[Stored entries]

=======

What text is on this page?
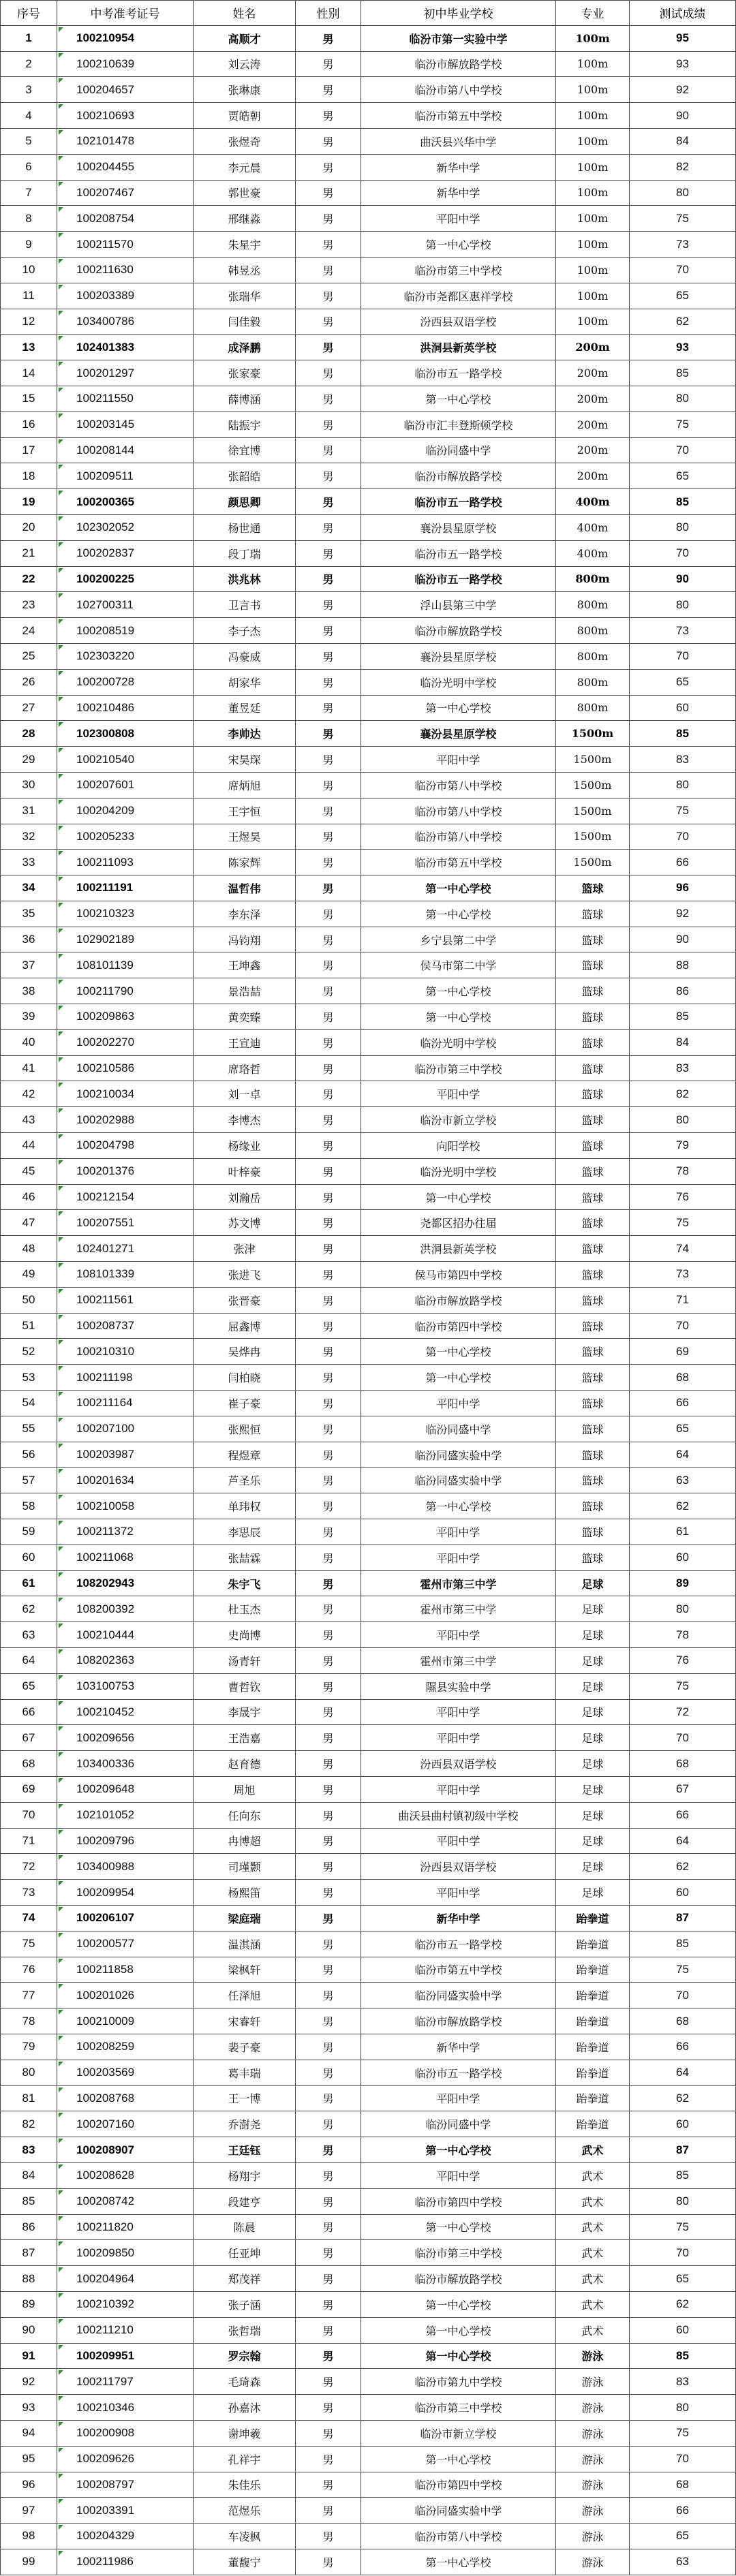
序号	中考准考证号	姓名	性别	初中毕业学校	专业	测试成绩
1	100210954	高顺才	男	临汾市第一实验中学	100m	95
2	100210639	刘云涛	男	临汾市解放路学校	100m	93
3	100204657	张琳康	男	临汾市第八中学校	100m	92
4	100210693	贾皓朝	男	临汾市第五中学校	100m	90
5	102101478	张煜奇	男	曲沃县兴华中学	100m	84
6	100204455	李元晨	男	新华中学	100m	82
7	100207467	郭世豪	男	新华中学	100m	80
8	100208754	邢继淼	男	平阳中学	100m	75
9	100211570	朱星宇	男	第一中心学校	100m	73
10	100211630	韩昱丞	男	临汾市第三中学校	100m	70
11	100203389	张瑞华	男	临汾市尧都区惠祥学校	100m	65
12	103400786	闫佳毅	男	汾西县双语学校	100m	62
13	102401383	成泽鹏	男	洪洞县新英学校	200m	93
14	100201297	张家豪	男	临汾市五一路学校	200m	85
15	100211550	薛博涵	男	第一中心学校	200m	80
16	100203145	陆振宇	男	临汾市汇丰登斯顿学校	200m	75
17	100208144	徐宜博	男	临汾同盛中学	200m	70
18	100209511	张韶皓	男	临汾市解放路学校	200m	65
19	100200365	颜思卿	男	临汾市五一路学校	400m	85
20	102302052	杨世通	男	襄汾县星原学校	400m	80
21	100202837	段丁瑞	男	临汾市五一路学校	400m	70
22	100200225	洪兆林	男	临汾市五一路学校	800m	90
23	102700311	卫言书	男	浮山县第三中学	800m	80
24	100208519	李子杰	男	临汾市解放路学校	800m	73
25	102303220	冯豪威	男	襄汾县星原学校	800m	70
26	100200728	胡家华	男	临汾光明中学校	800m	65
27	100210486	董昱廷	男	第一中心学校	800m	60
28	102300808	李帅达	男	襄汾县星原学校	1500m	85
29	100210540	宋昊琛	男	平阳中学	1500m	83
30	100207601	席炳旭	男	临汾市第八中学校	1500m	80
31	100204209	王宇恒	男	临汾市第八中学校	1500m	75
32	100205233	王煜昊	男	临汾市第八中学校	1500m	70
33	100211093	陈家辉	男	临汾市第五中学校	1500m	66
34	100211191	温哲伟	男	第一中心学校	篮球	96
35	100210323	李东泽	男	第一中心学校	篮球	92
36	102902189	冯钧翔	男	乡宁县第二中学	篮球	90
37	108101139	王坤鑫	男	侯马市第二中学	篮球	88
38	100211790	景浩喆	男	第一中心学校	篮球	86
39	100209863	黄奕臻	男	第一中心学校	篮球	85
40	100202270	王宣迪	男	临汾光明中学校	篮球	84
41	100210586	席珞哲	男	临汾市第三中学校	篮球	83
42	100210034	刘一卓	男	平阳中学	篮球	82
43	100202988	李博杰	男	临汾市新立学校	篮球	80
44	100204798	杨缘业	男	向阳学校	篮球	79
45	100201376	叶梓豪	男	临汾光明中学校	篮球	78
46	100212154	刘瀚岳	男	第一中心学校	篮球	76
47	100207551	苏文博	男	尧都区招办往届	篮球	75
48	102401271	张津	男	洪洞县新英学校	篮球	74
49	108101339	张进飞	男	侯马市第四中学校	篮球	73
50	100211561	张晋豪	男	临汾市解放路学校	篮球	71
51	100208737	屈鑫博	男	临汾市第四中学校	篮球	70
52	100210310	吴烨冉	男	第一中心学校	篮球	69
53	100211198	闫柏晓	男	第一中心学校	篮球	68
54	100211164	崔子豪	男	平阳中学	篮球	66
55	100207100	张熙恒	男	临汾同盛中学	篮球	65
56	100203987	程煜章	男	临汾同盛实验中学	篮球	64
57	100201634	芦圣乐	男	临汾同盛实验中学	篮球	63
58	100210058	单玮权	男	第一中心学校	篮球	62
59	100211372	李思辰	男	平阳中学	篮球	61
60	100211068	张喆霖	男	平阳中学	篮球	60
61	108202943	朱宇飞	男	霍州市第三中学	足球	89
62	108200392	杜玉杰	男	霍州市第三中学	足球	80
63	100210444	史尚博	男	平阳中学	足球	78
64	108202363	汤青轩	男	霍州市第三中学	足球	76
65	103100753	曹哲钦	男	隰县实验中学	足球	75
66	100210452	李晟宇	男	平阳中学	足球	72
67	100209656	王浩嘉	男	平阳中学	足球	70
68	103400336	赵育德	男	汾西县双语学校	足球	68
69	100209648	周旭	男	平阳中学	足球	67
70	102101052	任向东	男	曲沃县曲村镇初级中学校	足球	66
71	100209796	冉博超	男	平阳中学	足球	64
72	103400988	司瑾颢	男	汾西县双语学校	足球	62
73	100209954	杨熙笛	男	平阳中学	足球	60
74	100206107	梁庭瑞	男	新华中学	跆拳道	87
75	100200577	温淇涵	男	临汾市五一路学校	跆拳道	85
76	100211858	梁枫轩	男	临汾市第五中学校	跆拳道	75
77	100201026	任泽旭	男	临汾同盛实验中学	跆拳道	70
78	100210009	宋睿轩	男	临汾市解放路学校	跆拳道	68
79	100208259	裴子豪	男	新华中学	跆拳道	66
80	100203569	葛丰瑞	男	临汾市五一路学校	跆拳道	64
81	100208768	王一博	男	平阳中学	跆拳道	62
82	100207160	乔澍尧	男	临汾同盛中学	跆拳道	60
83	100208907	王廷钰	男	第一中心学校	武术	87
84	100208628	杨翔宇	男	平阳中学	武术	85
85	100208742	段建亨	男	临汾市第四中学校	武术	80
86	100211820	陈晨	男	第一中心学校	武术	75
87	100209850	任亚坤	男	临汾市第三中学校	武术	70
88	100204964	郑茂祥	男	临汾市解放路学校	武术	65
89	100210392	张子涵	男	第一中心学校	武术	62
90	100211210	张哲瑞	男	第一中心学校	武术	60
91	100209951	罗宗翰	男	第一中心学校	游泳	85
92	100211797	毛琦森	男	临汾市第九中学校	游泳	83
93	100210346	孙嘉沐	男	临汾市第三中学校	游泳	80
94	100200908	谢坤羲	男	临汾市新立学校	游泳	75
95	100209626	孔祥宇	男	第一中心学校	游泳	70
96	100208797	朱佳乐	男	临汾市第四中学校	游泳	68
97	100203391	范煜乐	男	临汾同盛实验中学	游泳	66
98	100204329	车凌枫	男	临汾市第八中学校	游泳	65
99	100211986	董馥宁	男	第一中心学校	游泳	63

=======

What is needed
Output an exact copy of the material, with the pictures removed.

Written answer
What text is on this page?
序号	中考准考证号	姓名	性别	初中毕业学校	专业	测试成绩
1	100210954	高顺才	男	临汾市第一实验中学	100m	95
2	100210639	刘云涛	男	临汾市解放路学校	100m	93
3	100204657	张琳康	男	临汾市第八中学校	100m	92
4	100210693	贾皓朝	男	临汾市第五中学校	100m	90
5	102101478	张煜奇	男	曲沃县兴华中学	100m	84
6	100204455	李元晨	男	新华中学	100m	82
7	100207467	郭世豪	男	新华中学	100m	80
8	100208754	邢继淼	男	平阳中学	100m	75
9	100211570	朱星宇	男	第一中心学校	100m	73
10	100211630	韩昱丞	男	临汾市第三中学校	100m	70
11	100203389	张瑞华	男	临汾市尧都区惠祥学校	100m	65
12	103400786	闫佳毅	男	汾西县双语学校	100m	62
13	102401383	成泽鹏	男	洪洞县新英学校	200m	93
14	100201297	张家豪	男	临汾市五一路学校	200m	85
15	100211550	薛博涵	男	第一中心学校	200m	80
16	100203145	陆振宇	男	临汾市汇丰登斯顿学校	200m	75
17	100208144	徐宜博	男	临汾同盛中学	200m	70
18	100209511	张韶皓	男	临汾市解放路学校	200m	65
19	100200365	颜思卿	男	临汾市五一路学校	400m	85
20	102302052	杨世通	男	襄汾县星原学校	400m	80
21	100202837	段丁瑞	男	临汾市五一路学校	400m	70
22	100200225	洪兆林	男	临汾市五一路学校	800m	90
23	102700311	卫言书	男	浮山县第三中学	800m	80
24	100208519	李子杰	男	临汾市解放路学校	800m	73
25	102303220	冯豪威	男	襄汾县星原学校	800m	70
26	100200728	胡家华	男	临汾光明中学校	800m	65
27	100210486	董昱廷	男	第一中心学校	800m	60
28	102300808	李帅达	男	襄汾县星原学校	1500m	85
29	100210540	宋昊琛	男	平阳中学	1500m	83
30	100207601	席炳旭	男	临汾市第八中学校	1500m	80
31	100204209	王宇恒	男	临汾市第八中学校	1500m	75
32	100205233	王煜昊	男	临汾市第八中学校	1500m	70
33	100211093	陈家辉	男	临汾市第五中学校	1500m	66
34	100211191	温哲伟	男	第一中心学校	篮球	96
35	100210323	李东泽	男	第一中心学校	篮球	92
36	102902189	冯钧翔	男	乡宁县第二中学	篮球	90
37	108101139	王坤鑫	男	侯马市第二中学	篮球	88
38	100211790	景浩喆	男	第一中心学校	篮球	86
39	100209863	黄奕臻	男	第一中心学校	篮球	85
40	100202270	王宣迪	男	临汾光明中学校	篮球	84
41	100210586	席珞哲	男	临汾市第三中学校	篮球	83
42	100210034	刘一卓	男	平阳中学	篮球	82
43	100202988	李博杰	男	临汾市新立学校	篮球	80
44	100204798	杨缘业	男	向阳学校	篮球	79
45	100201376	叶梓豪	男	临汾光明中学校	篮球	78
46	100212154	刘瀚岳	男	第一中心学校	篮球	76
47	100207551	苏文博	男	尧都区招办往届	篮球	75
48	102401271	张津	男	洪洞县新英学校	篮球	74
49	108101339	张进飞	男	侯马市第四中学校	篮球	73
50	100211561	张晋豪	男	临汾市解放路学校	篮球	71
51	100208737	屈鑫博	男	临汾市第四中学校	篮球	70
52	100210310	吴烨冉	男	第一中心学校	篮球	69
53	100211198	闫柏晓	男	第一中心学校	篮球	68
54	100211164	崔子豪	男	平阳中学	篮球	66
55	100207100	张熙恒	男	临汾同盛中学	篮球	65
56	100203987	程煜章	男	临汾同盛实验中学	篮球	64
57	100201634	芦圣乐	男	临汾同盛实验中学	篮球	63
58	100210058	单玮权	男	第一中心学校	篮球	62
59	100211372	李思辰	男	平阳中学	篮球	61
60	100211068	张喆霖	男	平阳中学	篮球	60
61	108202943	朱宇飞	男	霍州市第三中学	足球	89
62	108200392	杜玉杰	男	霍州市第三中学	足球	80
63	100210444	史尚博	男	平阳中学	足球	78
64	108202363	汤青轩	男	霍州市第三中学	足球	76
65	103100753	曹哲钦	男	隰县实验中学	足球	75
66	100210452	李晟宇	男	平阳中学	足球	72
67	100209656	王浩嘉	男	平阳中学	足球	70
68	103400336	赵育德	男	汾西县双语学校	足球	68
69	100209648	周旭	男	平阳中学	足球	67
70	102101052	任向东	男	曲沃县曲村镇初级中学校	足球	66
71	100209796	冉博超	男	平阳中学	足球	64
72	103400988	司瑾颢	男	汾西县双语学校	足球	62
73	100209954	杨熙笛	男	平阳中学	足球	60
74	100206107	梁庭瑞	男	新华中学	跆拳道	87
75	100200577	温淇涵	男	临汾市五一路学校	跆拳道	85
76	100211858	梁枫轩	男	临汾市第五中学校	跆拳道	75
77	100201026	任泽旭	男	临汾同盛实验中学	跆拳道	70
78	100210009	宋睿轩	男	临汾市解放路学校	跆拳道	68
79	100208259	裴子豪	男	新华中学	跆拳道	66
80	100203569	葛丰瑞	男	临汾市五一路学校	跆拳道	64
81	100208768	王一博	男	平阳中学	跆拳道	62
82	100207160	乔澍尧	男	临汾同盛中学	跆拳道	60
83	100208907	王廷钰	男	第一中心学校	武术	87
84	100208628	杨翔宇	男	平阳中学	武术	85
85	100208742	段建亨	男	临汾市第四中学校	武术	80
86	100211820	陈晨	男	第一中心学校	武术	75
87	100209850	任亚坤	男	临汾市第三中学校	武术	70
88	100204964	郑茂祥	男	临汾市解放路学校	武术	65
89	100210392	张子涵	男	第一中心学校	武术	62
90	100211210	张哲瑞	男	第一中心学校	武术	60
91	100209951	罗宗翰	男	第一中心学校	游泳	85
92	100211797	毛琦森	男	临汾市第九中学校	游泳	83
93	100210346	孙嘉沐	男	临汾市第三中学校	游泳	80
94	100200908	谢坤羲	男	临汾市新立学校	游泳	75
95	100209626	孔祥宇	男	第一中心学校	游泳	70
96	100208797	朱佳乐	男	临汾市第四中学校	游泳	68
97	100203391	范煜乐	男	临汾同盛实验中学	游泳	66
98	100204329	车凌枫	男	临汾市第八中学校	游泳	65
99	100211986	董馥宁	男	第一中心学校	游泳	63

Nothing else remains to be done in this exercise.